(Records)
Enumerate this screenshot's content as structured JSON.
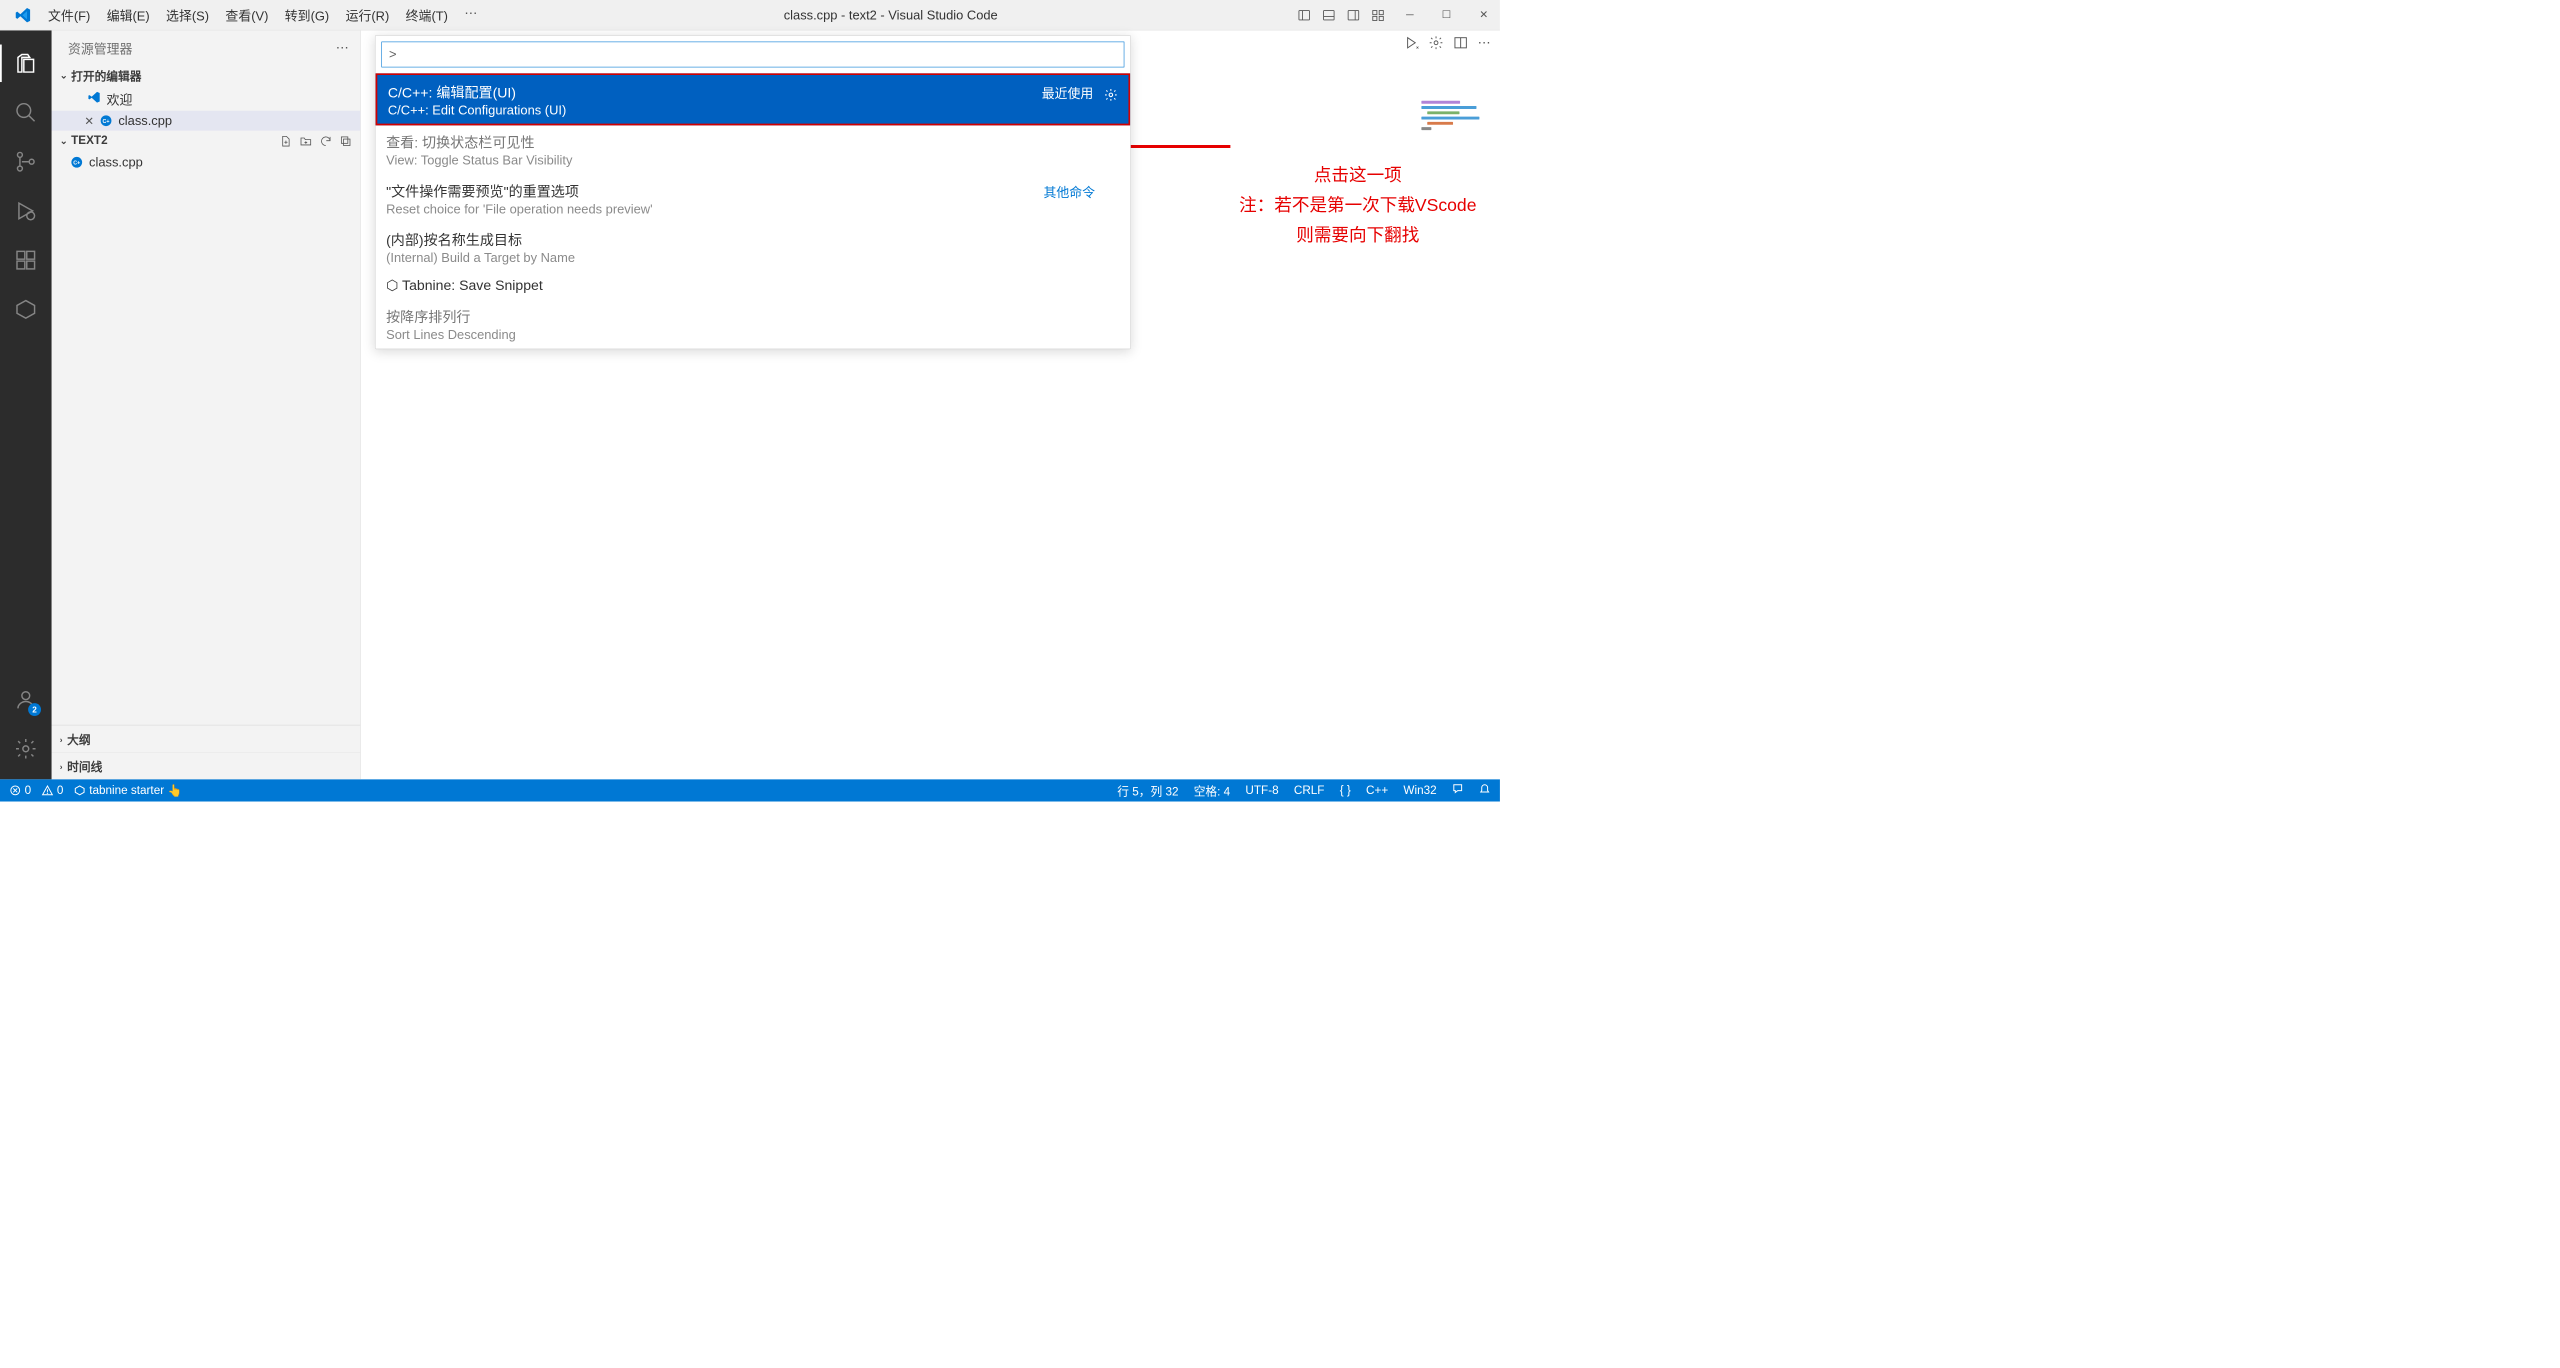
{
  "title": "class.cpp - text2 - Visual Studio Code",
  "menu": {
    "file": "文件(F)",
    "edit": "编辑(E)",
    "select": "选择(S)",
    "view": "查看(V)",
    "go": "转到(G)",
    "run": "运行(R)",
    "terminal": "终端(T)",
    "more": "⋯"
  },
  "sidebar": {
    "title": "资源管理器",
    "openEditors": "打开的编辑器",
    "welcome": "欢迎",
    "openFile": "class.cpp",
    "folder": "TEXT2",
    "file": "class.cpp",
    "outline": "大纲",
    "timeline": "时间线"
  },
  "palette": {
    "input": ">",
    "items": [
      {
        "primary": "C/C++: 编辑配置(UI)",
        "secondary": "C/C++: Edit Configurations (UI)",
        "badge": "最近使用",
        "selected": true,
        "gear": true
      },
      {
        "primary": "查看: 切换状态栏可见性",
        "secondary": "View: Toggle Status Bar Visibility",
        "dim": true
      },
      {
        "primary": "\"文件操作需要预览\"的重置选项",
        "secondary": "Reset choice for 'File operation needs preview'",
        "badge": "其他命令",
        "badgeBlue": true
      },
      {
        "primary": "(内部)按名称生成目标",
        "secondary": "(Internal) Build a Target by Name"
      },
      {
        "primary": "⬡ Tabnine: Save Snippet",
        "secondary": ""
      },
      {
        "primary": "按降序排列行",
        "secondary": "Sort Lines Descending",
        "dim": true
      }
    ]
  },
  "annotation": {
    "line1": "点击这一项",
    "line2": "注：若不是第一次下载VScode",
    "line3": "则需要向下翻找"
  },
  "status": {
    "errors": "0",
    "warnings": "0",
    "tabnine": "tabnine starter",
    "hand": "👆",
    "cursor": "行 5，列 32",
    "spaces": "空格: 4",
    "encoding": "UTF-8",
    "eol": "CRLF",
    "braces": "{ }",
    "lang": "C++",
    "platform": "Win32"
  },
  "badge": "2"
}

---

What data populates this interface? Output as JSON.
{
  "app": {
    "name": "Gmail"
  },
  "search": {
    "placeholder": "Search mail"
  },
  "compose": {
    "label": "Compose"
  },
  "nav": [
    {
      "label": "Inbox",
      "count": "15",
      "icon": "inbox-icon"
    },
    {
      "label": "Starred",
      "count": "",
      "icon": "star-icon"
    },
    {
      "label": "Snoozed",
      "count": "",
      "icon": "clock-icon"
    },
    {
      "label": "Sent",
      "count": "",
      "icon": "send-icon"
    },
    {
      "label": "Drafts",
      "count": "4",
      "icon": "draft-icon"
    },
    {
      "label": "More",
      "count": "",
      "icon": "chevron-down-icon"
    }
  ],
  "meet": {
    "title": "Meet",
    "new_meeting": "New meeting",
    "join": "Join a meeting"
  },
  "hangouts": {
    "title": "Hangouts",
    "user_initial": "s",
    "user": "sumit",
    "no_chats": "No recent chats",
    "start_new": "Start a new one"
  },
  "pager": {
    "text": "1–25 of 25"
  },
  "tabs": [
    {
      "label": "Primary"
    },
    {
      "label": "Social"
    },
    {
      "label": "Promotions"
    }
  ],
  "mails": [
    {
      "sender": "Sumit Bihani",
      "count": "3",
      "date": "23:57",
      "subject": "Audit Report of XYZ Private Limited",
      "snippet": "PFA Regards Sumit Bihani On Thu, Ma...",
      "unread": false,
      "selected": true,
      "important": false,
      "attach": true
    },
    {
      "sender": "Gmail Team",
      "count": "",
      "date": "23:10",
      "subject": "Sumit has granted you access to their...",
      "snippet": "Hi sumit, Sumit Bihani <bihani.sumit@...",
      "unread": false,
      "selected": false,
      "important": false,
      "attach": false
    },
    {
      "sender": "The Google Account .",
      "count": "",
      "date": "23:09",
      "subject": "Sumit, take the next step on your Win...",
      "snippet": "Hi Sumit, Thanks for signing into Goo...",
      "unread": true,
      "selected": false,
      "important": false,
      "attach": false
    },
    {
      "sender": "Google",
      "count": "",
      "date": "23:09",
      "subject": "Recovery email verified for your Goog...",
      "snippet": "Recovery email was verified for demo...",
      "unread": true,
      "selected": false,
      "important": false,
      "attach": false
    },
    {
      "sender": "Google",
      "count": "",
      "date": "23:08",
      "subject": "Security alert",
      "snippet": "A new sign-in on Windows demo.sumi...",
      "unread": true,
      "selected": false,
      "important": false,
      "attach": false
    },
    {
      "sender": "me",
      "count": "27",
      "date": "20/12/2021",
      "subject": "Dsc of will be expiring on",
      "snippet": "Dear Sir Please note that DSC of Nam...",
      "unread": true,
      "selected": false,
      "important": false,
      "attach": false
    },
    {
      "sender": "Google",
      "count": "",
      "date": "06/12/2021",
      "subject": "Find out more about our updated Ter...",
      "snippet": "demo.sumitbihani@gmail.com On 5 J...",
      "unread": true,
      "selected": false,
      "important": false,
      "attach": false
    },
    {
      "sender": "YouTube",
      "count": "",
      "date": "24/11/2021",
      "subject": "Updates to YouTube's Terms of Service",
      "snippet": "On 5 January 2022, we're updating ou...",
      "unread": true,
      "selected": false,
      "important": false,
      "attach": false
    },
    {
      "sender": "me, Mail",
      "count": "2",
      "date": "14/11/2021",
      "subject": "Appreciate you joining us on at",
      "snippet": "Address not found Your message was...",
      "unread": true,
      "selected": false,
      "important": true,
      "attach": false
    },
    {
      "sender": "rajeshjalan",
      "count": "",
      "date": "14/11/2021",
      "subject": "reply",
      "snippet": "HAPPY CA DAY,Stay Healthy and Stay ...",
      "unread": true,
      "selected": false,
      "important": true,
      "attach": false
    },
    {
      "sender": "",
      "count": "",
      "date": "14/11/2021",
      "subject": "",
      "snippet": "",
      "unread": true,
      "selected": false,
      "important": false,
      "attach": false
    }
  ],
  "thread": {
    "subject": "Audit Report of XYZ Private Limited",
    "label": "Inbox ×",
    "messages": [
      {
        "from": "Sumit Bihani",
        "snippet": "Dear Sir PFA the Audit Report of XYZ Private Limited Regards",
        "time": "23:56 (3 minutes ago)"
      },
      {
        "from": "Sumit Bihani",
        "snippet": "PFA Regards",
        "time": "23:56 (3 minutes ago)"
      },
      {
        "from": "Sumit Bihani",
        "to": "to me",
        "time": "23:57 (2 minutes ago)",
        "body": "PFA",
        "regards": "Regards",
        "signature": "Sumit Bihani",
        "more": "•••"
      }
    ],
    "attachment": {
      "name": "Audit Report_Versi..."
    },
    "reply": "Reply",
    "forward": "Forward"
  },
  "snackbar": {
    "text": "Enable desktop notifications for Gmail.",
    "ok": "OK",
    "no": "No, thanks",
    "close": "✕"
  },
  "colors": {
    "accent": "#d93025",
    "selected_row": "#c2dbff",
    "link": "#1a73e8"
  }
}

**TASK GOAL**
Using the records above, copy each line that contains "title".

**WRITTEN ANSWER**
  "title": "class.cpp - text2 - Visual Studio Code",
    "title": "资源管理器",
    "title": "Meet",
    "title": "Hangouts",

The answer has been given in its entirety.